Starting at the first line of the material and ending with the line that contains "- series-1-checkbox[interactable]: [67, 477, 79, 489]", rewrite only those lines, both ends included, as a numbered list with blank lines left out.

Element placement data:
(begin)

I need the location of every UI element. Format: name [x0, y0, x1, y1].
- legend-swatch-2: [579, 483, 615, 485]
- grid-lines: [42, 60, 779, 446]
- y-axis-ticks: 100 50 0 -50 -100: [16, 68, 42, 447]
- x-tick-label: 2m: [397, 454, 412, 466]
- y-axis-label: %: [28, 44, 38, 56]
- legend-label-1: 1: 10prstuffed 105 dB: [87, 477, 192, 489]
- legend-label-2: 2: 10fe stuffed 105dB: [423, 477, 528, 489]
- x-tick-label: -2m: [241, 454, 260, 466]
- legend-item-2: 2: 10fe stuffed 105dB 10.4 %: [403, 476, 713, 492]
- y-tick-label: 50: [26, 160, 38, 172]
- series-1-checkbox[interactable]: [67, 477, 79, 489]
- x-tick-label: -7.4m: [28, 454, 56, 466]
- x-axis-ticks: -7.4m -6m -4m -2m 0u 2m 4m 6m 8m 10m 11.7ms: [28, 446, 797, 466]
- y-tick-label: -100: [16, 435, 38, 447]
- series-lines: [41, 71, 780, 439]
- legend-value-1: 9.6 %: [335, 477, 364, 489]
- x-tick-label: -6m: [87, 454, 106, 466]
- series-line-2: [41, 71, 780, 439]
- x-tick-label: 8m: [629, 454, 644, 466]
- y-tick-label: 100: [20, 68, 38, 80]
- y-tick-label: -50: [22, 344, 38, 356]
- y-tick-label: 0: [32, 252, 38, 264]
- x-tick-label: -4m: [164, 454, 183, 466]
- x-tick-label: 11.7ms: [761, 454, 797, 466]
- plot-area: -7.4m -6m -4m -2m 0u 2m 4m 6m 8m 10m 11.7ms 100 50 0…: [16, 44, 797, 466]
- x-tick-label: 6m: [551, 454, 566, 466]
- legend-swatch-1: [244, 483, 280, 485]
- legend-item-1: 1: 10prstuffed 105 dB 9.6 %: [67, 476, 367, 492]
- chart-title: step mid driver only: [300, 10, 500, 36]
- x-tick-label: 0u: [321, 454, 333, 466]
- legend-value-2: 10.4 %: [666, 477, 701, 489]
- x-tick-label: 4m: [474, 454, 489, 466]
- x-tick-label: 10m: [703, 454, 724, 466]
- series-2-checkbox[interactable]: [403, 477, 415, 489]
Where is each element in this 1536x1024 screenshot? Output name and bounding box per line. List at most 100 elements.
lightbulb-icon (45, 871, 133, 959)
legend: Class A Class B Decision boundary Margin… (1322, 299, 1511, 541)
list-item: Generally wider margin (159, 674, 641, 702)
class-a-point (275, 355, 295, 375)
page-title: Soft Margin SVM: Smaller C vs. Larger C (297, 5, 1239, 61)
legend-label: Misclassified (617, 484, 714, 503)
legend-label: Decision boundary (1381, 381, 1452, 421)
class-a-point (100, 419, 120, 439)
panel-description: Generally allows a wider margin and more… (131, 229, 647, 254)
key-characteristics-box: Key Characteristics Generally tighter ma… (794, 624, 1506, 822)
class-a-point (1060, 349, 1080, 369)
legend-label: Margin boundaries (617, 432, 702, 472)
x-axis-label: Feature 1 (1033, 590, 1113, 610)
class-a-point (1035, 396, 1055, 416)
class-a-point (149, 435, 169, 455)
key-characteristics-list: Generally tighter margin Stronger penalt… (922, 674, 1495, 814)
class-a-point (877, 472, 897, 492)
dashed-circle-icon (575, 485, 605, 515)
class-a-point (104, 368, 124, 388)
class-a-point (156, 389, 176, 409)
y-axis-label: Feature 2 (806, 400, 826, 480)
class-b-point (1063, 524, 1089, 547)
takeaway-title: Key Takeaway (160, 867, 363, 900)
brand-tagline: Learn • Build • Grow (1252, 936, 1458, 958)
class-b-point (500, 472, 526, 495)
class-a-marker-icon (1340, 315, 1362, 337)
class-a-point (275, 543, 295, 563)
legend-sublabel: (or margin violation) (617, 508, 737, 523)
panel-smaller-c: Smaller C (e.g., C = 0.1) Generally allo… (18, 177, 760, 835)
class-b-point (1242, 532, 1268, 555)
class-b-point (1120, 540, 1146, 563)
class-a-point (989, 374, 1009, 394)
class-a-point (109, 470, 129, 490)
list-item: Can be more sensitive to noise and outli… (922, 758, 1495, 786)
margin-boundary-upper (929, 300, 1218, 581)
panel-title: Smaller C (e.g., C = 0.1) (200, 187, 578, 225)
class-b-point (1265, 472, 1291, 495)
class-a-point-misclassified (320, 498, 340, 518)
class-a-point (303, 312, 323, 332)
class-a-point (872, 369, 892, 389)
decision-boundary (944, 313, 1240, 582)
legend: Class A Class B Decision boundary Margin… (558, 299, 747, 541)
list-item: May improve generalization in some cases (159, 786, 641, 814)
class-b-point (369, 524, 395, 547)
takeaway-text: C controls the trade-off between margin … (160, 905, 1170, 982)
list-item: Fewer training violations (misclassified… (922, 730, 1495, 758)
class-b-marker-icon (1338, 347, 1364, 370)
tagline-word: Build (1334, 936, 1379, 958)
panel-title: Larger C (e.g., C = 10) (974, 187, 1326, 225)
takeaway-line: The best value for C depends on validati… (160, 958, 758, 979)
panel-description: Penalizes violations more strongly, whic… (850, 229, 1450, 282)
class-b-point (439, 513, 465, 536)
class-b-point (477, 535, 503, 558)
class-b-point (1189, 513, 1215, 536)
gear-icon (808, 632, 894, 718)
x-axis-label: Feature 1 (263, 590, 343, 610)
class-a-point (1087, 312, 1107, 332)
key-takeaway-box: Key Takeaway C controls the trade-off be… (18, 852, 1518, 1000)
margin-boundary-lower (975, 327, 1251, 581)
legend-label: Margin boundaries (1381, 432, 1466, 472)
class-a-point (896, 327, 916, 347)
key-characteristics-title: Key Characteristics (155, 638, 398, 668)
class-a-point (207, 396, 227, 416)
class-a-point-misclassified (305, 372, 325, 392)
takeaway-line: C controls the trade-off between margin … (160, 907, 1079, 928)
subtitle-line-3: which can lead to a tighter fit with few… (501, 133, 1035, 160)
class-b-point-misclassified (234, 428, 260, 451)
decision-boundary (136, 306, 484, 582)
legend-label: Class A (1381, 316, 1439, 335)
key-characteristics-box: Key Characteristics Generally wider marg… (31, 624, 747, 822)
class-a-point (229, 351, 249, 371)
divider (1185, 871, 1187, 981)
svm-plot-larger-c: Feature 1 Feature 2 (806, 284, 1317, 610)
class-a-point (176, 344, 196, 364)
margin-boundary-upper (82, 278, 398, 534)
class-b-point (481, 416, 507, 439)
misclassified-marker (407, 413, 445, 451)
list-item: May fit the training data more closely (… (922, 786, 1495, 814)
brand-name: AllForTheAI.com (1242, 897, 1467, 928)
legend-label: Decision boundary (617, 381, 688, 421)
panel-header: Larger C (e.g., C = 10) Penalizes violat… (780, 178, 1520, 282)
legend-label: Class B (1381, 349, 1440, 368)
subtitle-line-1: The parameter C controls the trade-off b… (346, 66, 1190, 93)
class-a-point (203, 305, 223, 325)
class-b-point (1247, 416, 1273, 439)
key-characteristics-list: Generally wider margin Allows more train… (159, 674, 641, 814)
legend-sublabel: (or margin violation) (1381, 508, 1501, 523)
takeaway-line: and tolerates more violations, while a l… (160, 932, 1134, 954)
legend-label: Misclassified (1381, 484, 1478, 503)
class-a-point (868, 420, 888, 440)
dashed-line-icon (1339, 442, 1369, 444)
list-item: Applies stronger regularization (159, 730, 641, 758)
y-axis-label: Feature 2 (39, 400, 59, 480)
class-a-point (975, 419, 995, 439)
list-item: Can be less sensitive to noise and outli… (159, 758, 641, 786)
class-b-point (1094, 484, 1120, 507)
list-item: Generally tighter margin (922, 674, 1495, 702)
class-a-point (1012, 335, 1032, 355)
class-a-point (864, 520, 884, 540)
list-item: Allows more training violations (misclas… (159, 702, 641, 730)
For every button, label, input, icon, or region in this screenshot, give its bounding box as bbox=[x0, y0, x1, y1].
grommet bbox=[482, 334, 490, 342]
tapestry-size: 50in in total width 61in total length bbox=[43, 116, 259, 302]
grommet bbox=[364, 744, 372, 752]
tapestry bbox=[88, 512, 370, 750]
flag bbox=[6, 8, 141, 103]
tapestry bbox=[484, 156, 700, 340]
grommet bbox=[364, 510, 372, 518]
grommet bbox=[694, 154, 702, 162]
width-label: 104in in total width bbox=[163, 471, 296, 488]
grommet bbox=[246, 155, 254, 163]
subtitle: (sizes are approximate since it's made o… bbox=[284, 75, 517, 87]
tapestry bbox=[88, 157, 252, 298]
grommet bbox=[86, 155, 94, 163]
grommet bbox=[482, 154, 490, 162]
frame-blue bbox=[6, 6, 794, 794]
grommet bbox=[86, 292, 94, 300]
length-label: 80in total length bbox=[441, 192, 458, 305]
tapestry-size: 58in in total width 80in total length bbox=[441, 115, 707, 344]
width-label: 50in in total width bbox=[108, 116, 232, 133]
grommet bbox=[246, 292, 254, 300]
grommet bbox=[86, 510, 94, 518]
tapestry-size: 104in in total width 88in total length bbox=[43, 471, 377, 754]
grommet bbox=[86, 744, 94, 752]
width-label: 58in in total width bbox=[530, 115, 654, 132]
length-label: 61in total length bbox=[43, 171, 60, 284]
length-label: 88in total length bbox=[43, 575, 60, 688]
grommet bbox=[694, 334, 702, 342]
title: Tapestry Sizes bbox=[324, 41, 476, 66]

(end)

— The output —
1. I need the location of every UI element. Format: name [x0, y0, x1, y1].
2. - legend-swatch-2: [579, 483, 615, 485]
3. - grid-lines: [42, 60, 779, 446]
4. - y-axis-ticks: 100 50 0 -50 -100: [16, 68, 42, 447]
5. - x-tick-label: 2m: [397, 454, 412, 466]
6. - y-axis-label: %: [28, 44, 38, 56]
7. - legend-label-1: 1: 10prstuffed 105 dB: [87, 477, 192, 489]
8. - legend-label-2: 2: 10fe stuffed 105dB: [423, 477, 528, 489]
9. - x-tick-label: -2m: [241, 454, 260, 466]
10. - legend-item-2: 2: 10fe stuffed 105dB 10.4 %: [403, 476, 713, 492]
11. - y-tick-label: 50: [26, 160, 38, 172]
12. - series-1-checkbox[interactable]: [67, 477, 79, 489]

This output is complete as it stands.